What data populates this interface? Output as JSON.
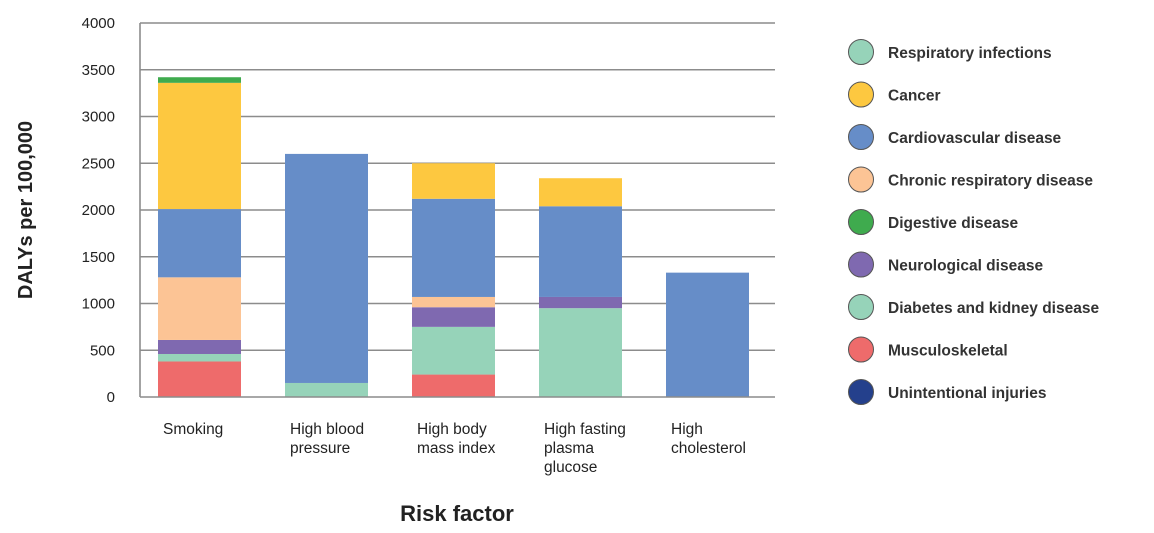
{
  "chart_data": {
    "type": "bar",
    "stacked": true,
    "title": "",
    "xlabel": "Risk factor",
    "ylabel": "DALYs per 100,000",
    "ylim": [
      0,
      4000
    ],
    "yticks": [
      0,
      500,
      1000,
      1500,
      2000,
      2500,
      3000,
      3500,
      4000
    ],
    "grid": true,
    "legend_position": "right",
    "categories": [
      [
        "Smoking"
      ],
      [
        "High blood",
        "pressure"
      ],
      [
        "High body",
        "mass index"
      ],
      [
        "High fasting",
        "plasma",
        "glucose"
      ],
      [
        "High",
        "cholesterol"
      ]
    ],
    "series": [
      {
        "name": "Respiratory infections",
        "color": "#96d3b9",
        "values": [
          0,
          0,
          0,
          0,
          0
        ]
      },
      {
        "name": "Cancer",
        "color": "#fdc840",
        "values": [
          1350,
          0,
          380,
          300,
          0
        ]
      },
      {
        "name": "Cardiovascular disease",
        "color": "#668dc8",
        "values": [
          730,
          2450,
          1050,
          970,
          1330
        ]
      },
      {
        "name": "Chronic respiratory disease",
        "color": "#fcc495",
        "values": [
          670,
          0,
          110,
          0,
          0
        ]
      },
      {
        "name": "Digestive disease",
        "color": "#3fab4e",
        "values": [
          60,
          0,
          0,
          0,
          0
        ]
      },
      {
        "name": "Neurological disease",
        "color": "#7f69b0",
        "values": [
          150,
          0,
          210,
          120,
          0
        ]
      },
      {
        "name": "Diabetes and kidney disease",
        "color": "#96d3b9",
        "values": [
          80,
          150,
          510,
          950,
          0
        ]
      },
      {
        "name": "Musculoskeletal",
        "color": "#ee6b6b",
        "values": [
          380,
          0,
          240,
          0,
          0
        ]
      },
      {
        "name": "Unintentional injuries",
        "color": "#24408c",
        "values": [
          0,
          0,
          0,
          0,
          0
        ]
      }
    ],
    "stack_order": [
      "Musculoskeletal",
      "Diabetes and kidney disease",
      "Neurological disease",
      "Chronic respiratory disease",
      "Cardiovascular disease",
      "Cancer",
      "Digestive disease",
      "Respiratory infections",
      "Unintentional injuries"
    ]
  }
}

━━━━━━

Consider the entries above and return each line with the string "name".

SOLUTION BELOW:
        "name": "Respiratory infections",
        "name": "Cancer",
        "name": "Cardiovascular disease",
        "name": "Chronic respiratory disease",
        "name": "Digestive disease",
        "name": "Neurological disease",
        "name": "Diabetes and kidney disease",
        "name": "Musculoskeletal",
        "name": "Unintentional injuries",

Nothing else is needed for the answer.